[Dataset excerpt]
*****

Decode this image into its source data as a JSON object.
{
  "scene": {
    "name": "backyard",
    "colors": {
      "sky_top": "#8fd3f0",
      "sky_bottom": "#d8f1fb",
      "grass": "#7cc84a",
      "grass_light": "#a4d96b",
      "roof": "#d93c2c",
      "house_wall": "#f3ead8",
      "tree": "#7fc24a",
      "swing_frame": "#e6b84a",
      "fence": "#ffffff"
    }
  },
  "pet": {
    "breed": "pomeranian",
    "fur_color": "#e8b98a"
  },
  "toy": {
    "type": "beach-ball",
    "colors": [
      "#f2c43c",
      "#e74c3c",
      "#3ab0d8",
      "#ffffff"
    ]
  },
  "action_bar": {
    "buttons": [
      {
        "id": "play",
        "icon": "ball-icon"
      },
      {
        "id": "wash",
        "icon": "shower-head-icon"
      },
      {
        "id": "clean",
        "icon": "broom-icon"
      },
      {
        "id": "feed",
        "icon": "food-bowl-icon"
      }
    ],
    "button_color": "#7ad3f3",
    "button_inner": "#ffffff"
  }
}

*****

== The exercise ==
Print the material once more, exactly.

== Task response ==
Decode this image into its source data as a JSON object.
{
  "scene": {
    "name": "backyard",
    "colors": {
      "sky_top": "#8fd3f0",
      "sky_bottom": "#d8f1fb",
      "grass": "#7cc84a",
      "grass_light": "#a4d96b",
      "roof": "#d93c2c",
      "house_wall": "#f3ead8",
      "tree": "#7fc24a",
      "swing_frame": "#e6b84a",
      "fence": "#ffffff"
    }
  },
  "pet": {
    "breed": "pomeranian",
    "fur_color": "#e8b98a"
  },
  "toy": {
    "type": "beach-ball",
    "colors": [
      "#f2c43c",
      "#e74c3c",
      "#3ab0d8",
      "#ffffff"
    ]
  },
  "action_bar": {
    "buttons": [
      {
        "id": "play",
        "icon": "ball-icon"
      },
      {
        "id": "wash",
        "icon": "shower-head-icon"
      },
      {
        "id": "clean",
        "icon": "broom-icon"
      },
      {
        "id": "feed",
        "icon": "food-bowl-icon"
      }
    ],
    "button_color": "#7ad3f3",
    "button_inner": "#ffffff"
  }
}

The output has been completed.